(Set task):
Your answer should be one number: the count of lines in these entries that hold the word "this".

(Records that describe figures):
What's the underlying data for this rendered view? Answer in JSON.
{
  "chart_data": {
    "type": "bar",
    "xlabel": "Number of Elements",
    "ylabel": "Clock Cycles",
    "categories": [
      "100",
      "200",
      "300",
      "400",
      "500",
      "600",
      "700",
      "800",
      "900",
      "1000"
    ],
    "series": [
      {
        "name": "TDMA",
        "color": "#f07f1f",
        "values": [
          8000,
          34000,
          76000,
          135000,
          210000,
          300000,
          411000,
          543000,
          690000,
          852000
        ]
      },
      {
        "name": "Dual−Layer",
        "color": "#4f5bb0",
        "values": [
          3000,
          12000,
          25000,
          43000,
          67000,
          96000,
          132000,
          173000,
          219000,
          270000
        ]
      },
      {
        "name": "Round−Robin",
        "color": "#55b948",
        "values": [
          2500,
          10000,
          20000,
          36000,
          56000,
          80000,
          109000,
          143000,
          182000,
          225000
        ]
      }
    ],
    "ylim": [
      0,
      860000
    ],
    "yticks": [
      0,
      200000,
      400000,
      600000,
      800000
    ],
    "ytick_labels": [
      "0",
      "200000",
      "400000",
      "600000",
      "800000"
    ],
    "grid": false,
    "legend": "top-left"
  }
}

--

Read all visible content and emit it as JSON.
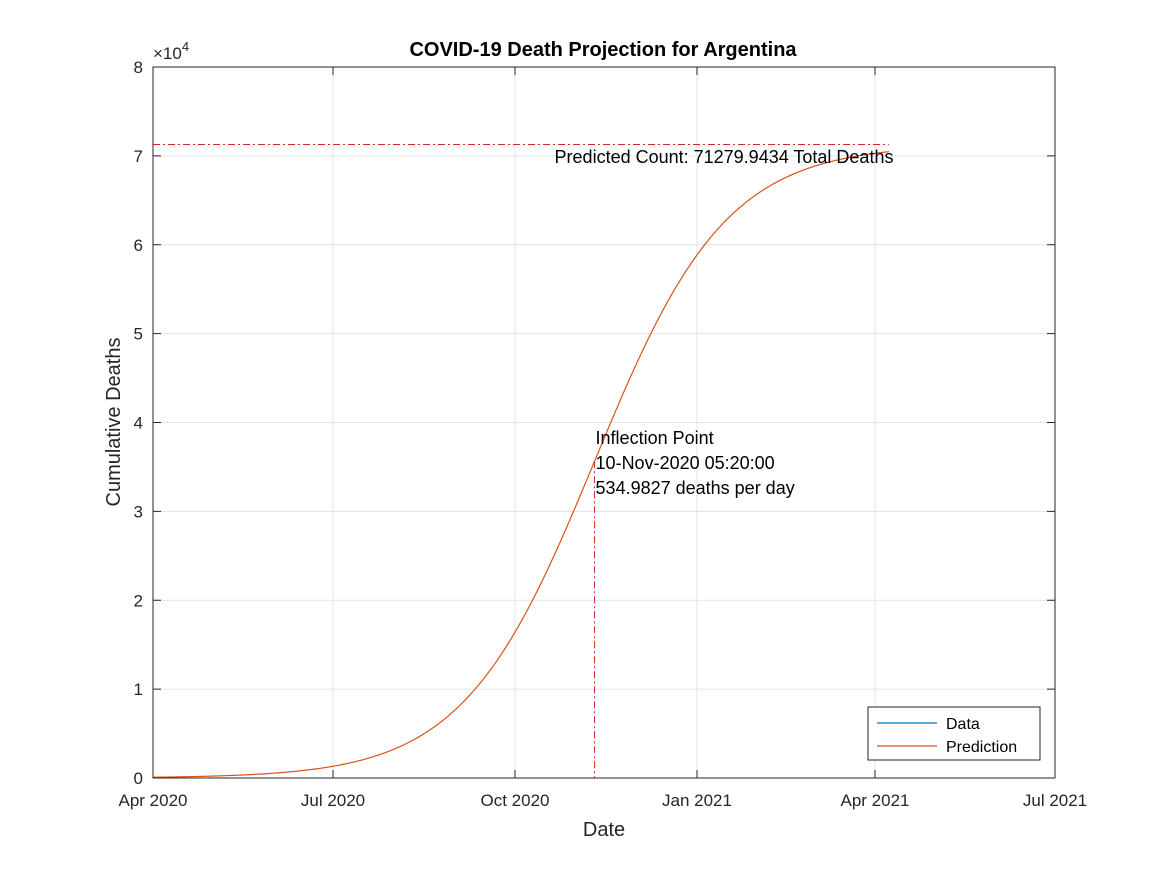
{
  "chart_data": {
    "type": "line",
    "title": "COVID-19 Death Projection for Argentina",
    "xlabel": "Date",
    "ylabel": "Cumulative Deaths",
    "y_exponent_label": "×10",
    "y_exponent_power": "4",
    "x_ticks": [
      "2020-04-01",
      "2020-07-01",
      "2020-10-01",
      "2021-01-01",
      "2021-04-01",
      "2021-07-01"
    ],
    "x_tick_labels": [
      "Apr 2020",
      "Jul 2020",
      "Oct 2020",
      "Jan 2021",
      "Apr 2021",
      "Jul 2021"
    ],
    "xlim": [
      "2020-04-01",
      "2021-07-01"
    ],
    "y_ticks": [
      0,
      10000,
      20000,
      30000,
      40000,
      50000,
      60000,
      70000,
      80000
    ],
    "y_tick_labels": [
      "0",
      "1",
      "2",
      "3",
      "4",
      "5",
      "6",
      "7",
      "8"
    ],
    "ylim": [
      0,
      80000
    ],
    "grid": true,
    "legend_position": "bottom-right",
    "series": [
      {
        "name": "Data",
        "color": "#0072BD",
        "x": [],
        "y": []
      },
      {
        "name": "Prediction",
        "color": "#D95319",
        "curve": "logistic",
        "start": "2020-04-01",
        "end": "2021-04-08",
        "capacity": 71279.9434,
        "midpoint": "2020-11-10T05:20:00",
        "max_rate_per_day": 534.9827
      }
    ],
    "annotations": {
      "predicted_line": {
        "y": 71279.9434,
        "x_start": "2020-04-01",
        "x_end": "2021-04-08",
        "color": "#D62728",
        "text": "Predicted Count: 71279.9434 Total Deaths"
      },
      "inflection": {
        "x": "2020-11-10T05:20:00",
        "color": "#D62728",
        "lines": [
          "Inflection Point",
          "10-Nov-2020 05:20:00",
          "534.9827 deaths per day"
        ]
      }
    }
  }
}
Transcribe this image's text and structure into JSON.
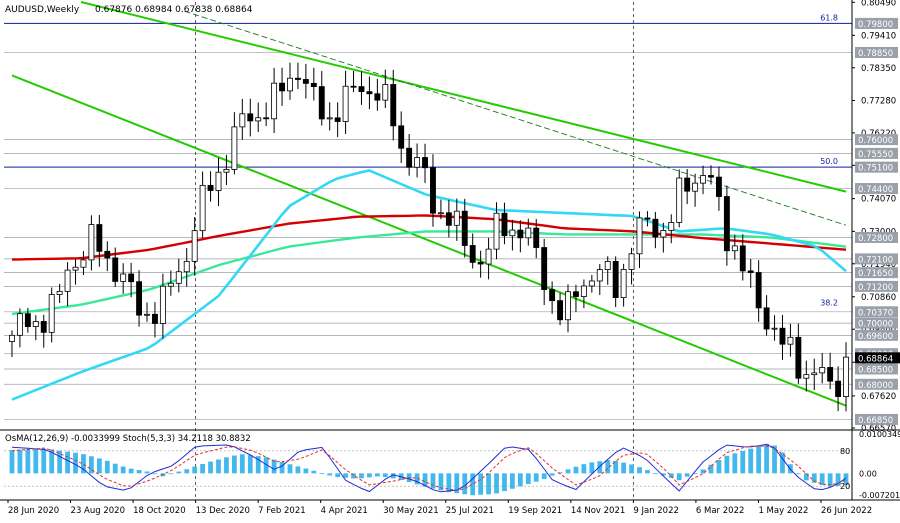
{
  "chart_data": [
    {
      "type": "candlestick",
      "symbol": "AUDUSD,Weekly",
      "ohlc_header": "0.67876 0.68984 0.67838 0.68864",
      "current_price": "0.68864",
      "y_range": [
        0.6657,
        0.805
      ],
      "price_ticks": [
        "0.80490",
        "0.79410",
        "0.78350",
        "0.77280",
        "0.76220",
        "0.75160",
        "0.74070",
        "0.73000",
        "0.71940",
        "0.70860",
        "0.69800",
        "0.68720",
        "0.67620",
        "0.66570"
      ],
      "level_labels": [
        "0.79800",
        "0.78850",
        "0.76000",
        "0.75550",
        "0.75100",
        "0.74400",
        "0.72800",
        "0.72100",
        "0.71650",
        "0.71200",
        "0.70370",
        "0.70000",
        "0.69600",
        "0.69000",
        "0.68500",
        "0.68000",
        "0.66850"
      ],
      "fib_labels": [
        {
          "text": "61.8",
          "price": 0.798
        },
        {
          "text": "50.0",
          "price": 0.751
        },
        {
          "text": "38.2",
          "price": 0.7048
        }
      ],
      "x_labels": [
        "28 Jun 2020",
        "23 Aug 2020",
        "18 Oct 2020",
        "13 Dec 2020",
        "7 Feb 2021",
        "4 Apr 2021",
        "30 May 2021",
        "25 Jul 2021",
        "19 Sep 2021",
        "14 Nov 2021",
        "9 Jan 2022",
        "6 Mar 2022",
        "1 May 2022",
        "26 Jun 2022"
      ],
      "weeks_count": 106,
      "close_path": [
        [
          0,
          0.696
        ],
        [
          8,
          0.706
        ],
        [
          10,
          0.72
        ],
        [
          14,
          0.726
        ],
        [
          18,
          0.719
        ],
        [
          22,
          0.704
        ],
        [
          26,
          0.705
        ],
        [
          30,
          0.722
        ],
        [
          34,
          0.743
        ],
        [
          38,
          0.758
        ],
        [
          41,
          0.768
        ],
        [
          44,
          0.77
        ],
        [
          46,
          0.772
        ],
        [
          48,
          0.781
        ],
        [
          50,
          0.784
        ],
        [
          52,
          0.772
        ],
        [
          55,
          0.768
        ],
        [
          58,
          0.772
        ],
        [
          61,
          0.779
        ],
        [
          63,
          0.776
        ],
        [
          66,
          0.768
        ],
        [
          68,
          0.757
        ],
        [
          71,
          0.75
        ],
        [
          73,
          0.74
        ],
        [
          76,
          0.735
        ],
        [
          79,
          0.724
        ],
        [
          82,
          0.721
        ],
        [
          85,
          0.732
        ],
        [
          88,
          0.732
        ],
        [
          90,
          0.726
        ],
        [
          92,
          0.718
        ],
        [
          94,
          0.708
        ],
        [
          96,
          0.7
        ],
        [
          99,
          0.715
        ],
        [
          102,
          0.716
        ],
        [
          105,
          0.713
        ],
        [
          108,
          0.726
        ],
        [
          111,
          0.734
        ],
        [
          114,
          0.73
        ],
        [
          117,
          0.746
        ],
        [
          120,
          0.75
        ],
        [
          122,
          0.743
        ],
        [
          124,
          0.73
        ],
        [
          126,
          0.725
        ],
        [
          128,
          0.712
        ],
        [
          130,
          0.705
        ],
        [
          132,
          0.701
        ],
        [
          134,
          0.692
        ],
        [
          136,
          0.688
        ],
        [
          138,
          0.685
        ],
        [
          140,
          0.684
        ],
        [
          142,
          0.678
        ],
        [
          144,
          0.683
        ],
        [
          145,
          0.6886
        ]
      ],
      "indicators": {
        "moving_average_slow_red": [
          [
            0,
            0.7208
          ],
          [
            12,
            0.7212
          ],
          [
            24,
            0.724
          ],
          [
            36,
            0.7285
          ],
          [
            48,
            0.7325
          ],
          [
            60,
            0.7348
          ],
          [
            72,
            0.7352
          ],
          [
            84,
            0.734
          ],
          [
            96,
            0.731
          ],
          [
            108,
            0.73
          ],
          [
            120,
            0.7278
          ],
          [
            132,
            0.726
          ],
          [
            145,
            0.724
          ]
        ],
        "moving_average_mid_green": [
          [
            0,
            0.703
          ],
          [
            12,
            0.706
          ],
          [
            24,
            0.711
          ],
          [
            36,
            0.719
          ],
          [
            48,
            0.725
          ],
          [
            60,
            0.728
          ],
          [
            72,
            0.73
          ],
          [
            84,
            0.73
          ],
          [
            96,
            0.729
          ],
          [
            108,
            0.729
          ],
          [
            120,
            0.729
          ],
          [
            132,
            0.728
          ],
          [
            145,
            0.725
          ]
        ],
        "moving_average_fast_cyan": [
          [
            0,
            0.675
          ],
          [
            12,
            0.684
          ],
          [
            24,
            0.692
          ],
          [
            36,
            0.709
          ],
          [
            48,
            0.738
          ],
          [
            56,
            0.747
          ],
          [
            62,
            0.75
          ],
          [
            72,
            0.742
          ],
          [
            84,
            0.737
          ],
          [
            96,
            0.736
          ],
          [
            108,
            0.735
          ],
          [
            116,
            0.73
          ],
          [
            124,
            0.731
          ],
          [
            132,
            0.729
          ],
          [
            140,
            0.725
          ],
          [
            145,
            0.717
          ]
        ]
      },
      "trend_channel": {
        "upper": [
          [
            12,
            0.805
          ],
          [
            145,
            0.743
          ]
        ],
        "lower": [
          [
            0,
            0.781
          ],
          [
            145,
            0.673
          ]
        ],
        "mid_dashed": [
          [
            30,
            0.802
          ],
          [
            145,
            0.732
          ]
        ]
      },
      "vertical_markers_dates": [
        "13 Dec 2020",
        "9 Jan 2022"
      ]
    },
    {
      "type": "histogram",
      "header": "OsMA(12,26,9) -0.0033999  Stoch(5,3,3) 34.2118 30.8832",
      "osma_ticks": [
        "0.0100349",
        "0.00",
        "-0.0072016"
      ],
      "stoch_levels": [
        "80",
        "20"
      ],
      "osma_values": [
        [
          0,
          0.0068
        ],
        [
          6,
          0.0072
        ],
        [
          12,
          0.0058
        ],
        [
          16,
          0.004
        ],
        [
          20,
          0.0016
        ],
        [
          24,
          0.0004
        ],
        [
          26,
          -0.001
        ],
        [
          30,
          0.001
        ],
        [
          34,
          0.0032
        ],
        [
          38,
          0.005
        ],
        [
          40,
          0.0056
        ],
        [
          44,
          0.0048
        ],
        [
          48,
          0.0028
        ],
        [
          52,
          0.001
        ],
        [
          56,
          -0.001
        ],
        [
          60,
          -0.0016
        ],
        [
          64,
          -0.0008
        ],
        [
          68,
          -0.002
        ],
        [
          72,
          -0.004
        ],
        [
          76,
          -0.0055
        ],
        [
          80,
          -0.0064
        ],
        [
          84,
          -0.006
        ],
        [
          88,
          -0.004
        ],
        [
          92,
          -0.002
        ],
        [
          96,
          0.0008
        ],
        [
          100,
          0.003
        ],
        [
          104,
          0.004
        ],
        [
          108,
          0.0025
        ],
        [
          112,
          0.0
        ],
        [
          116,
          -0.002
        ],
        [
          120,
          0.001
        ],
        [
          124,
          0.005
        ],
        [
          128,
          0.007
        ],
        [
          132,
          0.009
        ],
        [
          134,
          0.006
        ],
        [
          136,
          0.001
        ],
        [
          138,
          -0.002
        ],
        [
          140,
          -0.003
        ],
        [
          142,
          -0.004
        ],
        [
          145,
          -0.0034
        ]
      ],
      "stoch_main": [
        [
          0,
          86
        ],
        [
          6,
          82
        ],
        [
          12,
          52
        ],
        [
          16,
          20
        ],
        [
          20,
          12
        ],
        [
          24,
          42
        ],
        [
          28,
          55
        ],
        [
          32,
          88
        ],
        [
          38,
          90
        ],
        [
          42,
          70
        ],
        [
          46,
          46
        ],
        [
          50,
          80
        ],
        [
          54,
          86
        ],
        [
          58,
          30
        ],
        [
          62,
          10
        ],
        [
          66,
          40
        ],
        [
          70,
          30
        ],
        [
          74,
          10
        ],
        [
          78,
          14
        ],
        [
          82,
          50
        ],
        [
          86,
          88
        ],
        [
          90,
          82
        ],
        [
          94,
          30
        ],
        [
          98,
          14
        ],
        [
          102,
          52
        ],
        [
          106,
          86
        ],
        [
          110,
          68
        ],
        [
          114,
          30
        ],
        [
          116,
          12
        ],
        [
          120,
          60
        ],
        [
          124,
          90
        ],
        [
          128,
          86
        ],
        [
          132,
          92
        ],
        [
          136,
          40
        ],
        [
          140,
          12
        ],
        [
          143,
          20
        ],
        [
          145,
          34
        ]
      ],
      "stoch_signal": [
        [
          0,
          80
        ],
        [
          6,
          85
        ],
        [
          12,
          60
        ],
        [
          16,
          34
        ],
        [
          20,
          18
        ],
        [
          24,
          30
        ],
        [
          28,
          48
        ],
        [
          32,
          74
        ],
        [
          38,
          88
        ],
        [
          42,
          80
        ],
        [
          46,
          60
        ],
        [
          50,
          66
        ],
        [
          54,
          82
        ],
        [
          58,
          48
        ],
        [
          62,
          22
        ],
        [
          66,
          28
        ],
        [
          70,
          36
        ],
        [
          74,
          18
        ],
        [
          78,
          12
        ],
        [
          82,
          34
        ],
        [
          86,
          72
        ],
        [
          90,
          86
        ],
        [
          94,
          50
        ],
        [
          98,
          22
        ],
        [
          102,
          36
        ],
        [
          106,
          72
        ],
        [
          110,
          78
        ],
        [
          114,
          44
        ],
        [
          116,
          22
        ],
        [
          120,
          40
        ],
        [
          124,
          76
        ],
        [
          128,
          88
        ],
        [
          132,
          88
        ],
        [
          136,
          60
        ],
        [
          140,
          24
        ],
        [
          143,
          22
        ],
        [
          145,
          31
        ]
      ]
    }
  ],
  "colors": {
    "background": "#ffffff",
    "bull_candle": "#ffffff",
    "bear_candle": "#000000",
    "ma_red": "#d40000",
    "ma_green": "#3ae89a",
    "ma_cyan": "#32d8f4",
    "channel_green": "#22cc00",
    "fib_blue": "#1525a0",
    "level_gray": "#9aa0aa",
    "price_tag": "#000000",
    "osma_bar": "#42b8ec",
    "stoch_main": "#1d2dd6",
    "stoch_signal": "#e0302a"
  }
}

* * *

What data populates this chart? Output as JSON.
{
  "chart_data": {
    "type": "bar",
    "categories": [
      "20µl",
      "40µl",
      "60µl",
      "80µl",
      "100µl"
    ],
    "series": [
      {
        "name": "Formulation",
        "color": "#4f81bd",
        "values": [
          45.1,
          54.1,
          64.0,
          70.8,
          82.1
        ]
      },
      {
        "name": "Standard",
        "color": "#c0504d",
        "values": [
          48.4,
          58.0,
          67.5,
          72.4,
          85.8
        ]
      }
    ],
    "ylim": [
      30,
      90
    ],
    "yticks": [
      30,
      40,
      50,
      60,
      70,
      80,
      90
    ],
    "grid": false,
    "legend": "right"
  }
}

(Completed exercise):
3